-- begin Record list --
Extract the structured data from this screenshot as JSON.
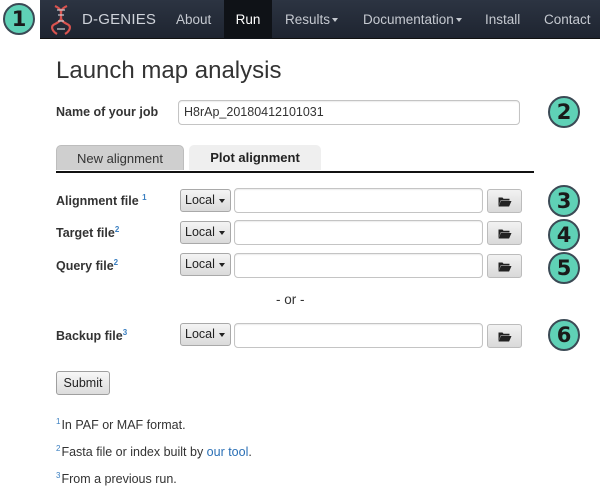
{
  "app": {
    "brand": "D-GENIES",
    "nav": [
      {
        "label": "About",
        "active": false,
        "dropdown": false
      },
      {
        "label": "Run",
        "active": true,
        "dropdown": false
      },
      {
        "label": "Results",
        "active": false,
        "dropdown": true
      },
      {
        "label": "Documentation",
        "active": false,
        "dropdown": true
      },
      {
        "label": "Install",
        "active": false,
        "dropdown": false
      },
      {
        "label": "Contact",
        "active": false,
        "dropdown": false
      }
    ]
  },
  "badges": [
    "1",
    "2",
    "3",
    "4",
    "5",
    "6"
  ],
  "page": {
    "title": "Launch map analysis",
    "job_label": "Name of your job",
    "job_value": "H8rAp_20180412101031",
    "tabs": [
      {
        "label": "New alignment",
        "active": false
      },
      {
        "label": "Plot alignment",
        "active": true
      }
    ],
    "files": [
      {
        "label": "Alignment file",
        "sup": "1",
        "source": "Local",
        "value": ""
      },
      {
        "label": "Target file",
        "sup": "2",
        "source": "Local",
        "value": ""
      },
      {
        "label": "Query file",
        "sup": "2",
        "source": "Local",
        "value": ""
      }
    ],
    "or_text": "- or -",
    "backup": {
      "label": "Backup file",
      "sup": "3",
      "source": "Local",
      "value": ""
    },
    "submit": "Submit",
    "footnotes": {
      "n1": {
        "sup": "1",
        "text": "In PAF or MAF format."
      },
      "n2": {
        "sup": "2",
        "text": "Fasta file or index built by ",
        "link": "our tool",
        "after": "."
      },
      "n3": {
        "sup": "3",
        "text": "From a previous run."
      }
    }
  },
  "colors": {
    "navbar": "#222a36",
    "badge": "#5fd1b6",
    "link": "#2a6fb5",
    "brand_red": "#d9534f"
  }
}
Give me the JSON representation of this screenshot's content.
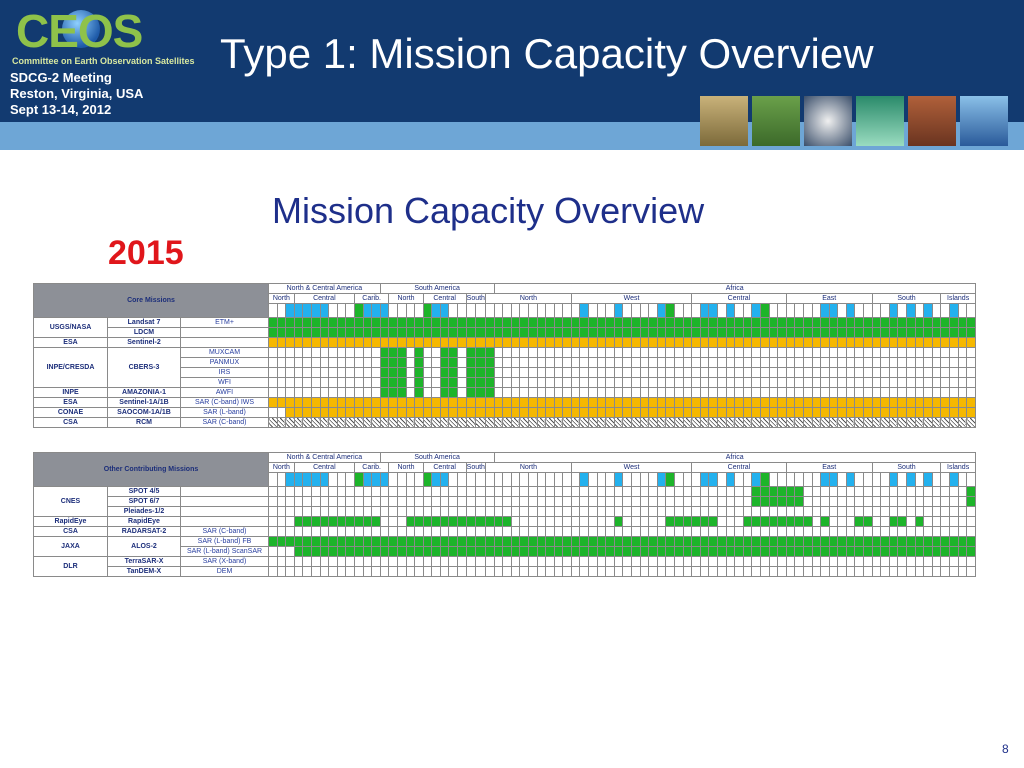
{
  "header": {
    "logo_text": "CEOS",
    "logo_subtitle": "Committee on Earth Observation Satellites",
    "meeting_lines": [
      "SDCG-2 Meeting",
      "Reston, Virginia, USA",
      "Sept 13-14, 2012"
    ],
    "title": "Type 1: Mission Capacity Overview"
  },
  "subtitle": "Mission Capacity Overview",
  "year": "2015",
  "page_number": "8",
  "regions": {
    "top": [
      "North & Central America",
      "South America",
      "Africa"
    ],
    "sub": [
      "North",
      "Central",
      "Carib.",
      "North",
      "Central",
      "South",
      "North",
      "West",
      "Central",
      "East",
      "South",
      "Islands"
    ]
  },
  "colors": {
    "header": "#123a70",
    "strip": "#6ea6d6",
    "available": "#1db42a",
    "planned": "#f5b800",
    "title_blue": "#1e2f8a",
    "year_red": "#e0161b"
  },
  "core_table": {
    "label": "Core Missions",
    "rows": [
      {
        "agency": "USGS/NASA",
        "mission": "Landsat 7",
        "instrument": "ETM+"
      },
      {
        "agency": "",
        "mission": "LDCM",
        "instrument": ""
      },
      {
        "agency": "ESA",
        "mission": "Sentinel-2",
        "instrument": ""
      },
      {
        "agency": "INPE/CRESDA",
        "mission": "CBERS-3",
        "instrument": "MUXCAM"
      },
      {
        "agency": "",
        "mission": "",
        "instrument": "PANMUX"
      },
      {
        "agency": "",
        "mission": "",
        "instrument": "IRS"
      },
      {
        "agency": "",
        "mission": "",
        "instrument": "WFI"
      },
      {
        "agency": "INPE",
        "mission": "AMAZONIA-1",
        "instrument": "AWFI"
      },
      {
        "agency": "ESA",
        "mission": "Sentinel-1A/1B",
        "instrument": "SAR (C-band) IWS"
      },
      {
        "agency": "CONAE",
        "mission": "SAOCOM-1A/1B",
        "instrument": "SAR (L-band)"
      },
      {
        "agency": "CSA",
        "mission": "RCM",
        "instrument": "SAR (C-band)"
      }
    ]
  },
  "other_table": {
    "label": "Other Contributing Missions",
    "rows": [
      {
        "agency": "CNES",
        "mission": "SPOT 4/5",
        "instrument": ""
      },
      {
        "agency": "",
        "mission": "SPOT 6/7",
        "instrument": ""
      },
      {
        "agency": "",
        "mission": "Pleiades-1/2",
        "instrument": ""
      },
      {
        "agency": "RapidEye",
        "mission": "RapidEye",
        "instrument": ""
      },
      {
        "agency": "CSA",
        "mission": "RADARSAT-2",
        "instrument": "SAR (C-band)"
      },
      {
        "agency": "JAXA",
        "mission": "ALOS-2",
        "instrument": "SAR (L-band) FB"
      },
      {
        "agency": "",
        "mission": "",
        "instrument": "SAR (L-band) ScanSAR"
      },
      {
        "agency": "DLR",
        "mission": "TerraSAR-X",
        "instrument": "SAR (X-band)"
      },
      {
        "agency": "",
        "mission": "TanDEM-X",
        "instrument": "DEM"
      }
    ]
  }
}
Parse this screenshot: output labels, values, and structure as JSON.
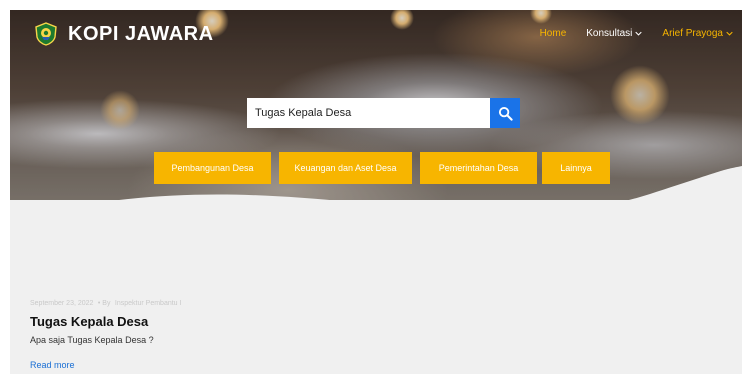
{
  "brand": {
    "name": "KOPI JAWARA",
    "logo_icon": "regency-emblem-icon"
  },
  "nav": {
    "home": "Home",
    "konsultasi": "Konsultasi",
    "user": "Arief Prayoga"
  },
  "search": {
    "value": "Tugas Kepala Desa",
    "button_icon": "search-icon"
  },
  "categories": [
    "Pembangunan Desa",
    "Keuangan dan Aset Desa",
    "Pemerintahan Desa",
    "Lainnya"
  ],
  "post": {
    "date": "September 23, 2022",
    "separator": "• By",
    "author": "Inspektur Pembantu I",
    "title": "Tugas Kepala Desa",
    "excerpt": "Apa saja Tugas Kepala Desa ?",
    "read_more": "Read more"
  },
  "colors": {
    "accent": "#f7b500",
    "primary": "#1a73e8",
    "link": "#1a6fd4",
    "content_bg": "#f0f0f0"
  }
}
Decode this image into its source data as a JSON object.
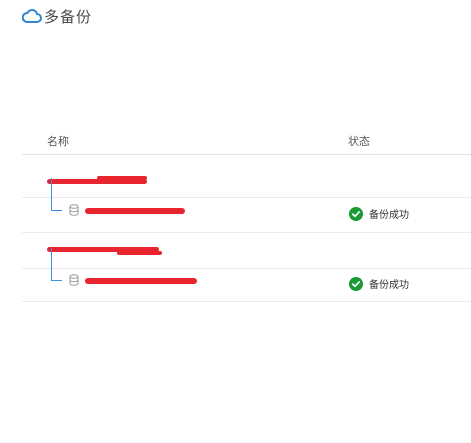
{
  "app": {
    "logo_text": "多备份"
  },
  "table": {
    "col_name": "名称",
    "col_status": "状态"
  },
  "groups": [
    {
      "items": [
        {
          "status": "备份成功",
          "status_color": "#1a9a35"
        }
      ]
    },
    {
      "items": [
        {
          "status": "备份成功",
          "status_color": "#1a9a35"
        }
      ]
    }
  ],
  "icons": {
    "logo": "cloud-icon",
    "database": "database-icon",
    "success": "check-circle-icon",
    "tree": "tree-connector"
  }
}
-- end Record list --
-- begin Record list --
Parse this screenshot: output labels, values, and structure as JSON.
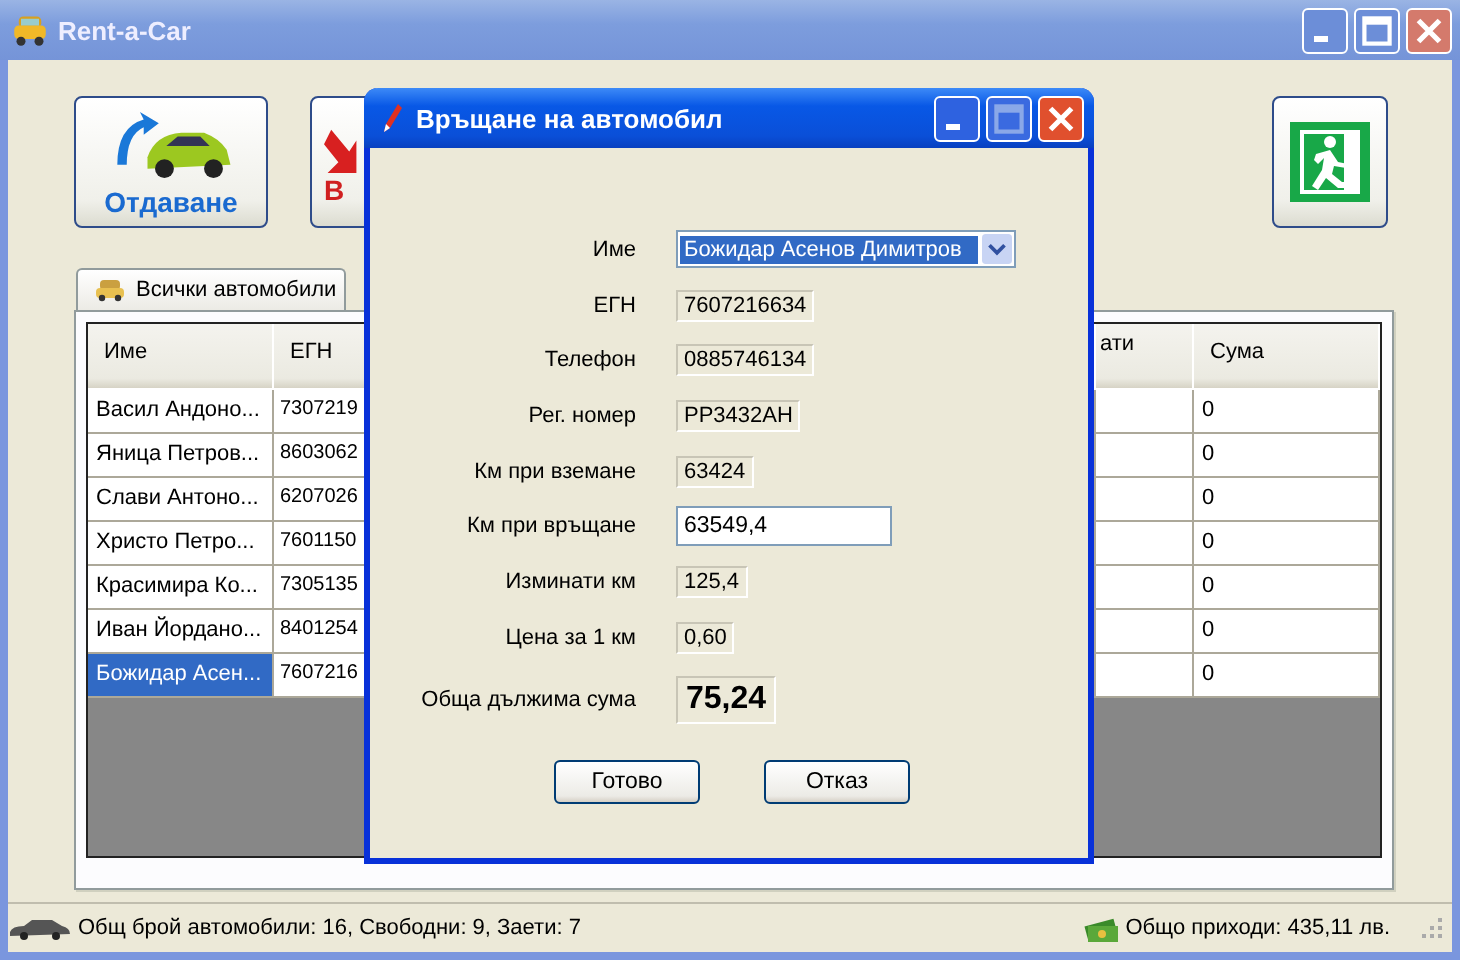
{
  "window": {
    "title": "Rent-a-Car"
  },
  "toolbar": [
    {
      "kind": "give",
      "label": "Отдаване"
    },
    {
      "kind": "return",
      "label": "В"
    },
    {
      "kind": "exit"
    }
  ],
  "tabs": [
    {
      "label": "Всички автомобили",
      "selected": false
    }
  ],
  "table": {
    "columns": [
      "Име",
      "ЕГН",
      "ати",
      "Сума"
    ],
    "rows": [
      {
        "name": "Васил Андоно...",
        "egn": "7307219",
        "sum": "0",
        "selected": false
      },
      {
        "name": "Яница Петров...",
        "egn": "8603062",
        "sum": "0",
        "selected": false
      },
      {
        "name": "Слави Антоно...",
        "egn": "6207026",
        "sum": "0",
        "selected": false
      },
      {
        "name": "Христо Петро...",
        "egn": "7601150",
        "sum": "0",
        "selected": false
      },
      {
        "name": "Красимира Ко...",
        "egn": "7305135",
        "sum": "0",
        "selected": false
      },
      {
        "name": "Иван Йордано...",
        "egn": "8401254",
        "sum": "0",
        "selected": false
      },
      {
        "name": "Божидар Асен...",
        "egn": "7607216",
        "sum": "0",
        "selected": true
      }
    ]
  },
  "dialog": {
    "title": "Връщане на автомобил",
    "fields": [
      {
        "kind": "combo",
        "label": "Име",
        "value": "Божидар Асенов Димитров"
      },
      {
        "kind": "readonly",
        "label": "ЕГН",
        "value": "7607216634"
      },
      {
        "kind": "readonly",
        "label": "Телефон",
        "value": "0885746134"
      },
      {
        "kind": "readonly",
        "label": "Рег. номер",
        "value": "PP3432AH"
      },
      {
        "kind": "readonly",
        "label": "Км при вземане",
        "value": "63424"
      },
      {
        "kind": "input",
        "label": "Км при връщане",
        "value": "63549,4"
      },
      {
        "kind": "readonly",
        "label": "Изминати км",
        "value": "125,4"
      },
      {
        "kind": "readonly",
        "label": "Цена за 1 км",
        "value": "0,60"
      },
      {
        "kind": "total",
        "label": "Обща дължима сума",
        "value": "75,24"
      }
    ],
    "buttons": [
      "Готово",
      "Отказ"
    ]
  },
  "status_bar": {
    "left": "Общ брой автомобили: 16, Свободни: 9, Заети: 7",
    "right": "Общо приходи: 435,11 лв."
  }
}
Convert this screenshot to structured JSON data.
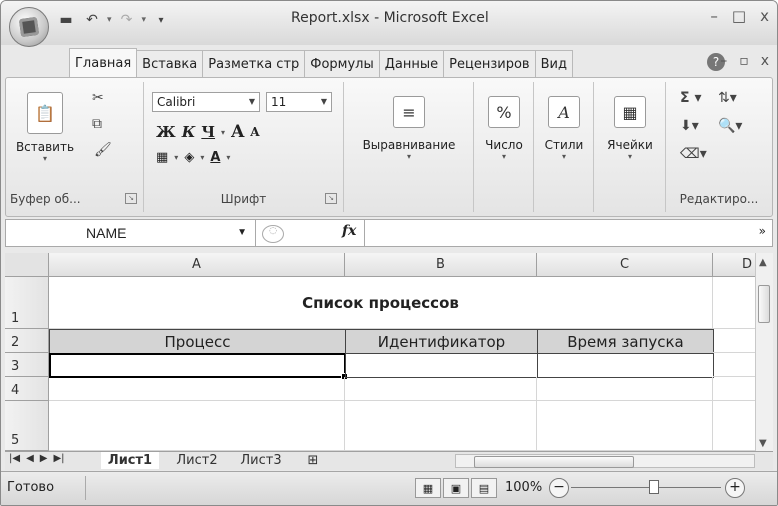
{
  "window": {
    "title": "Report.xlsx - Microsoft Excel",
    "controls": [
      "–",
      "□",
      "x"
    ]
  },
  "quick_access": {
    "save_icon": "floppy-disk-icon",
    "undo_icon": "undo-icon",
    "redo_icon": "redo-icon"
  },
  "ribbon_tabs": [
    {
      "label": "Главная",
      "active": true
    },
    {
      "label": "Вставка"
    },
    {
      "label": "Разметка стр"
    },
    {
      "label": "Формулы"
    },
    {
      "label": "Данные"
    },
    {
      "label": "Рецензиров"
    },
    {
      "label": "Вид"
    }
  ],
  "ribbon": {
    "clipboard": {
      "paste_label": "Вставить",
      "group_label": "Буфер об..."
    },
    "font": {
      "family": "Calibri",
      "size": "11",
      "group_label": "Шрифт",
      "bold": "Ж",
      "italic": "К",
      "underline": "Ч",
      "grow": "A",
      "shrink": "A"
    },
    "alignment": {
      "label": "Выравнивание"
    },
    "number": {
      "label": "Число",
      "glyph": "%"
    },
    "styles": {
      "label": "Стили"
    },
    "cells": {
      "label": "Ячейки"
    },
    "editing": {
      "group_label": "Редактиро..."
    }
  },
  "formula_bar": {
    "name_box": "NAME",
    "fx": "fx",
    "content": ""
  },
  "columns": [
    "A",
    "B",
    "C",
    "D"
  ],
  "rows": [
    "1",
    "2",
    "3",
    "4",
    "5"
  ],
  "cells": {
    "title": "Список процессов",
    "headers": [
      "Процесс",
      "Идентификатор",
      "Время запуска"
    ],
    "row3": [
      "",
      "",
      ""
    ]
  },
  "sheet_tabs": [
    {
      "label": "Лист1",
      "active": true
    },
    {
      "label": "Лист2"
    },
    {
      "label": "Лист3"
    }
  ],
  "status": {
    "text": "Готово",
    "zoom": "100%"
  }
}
-- end Record list --
▶ What this task involves
Of the lines in the data, how many hold the string "JSON"? State the number, nothing else.

▶ Finished task
6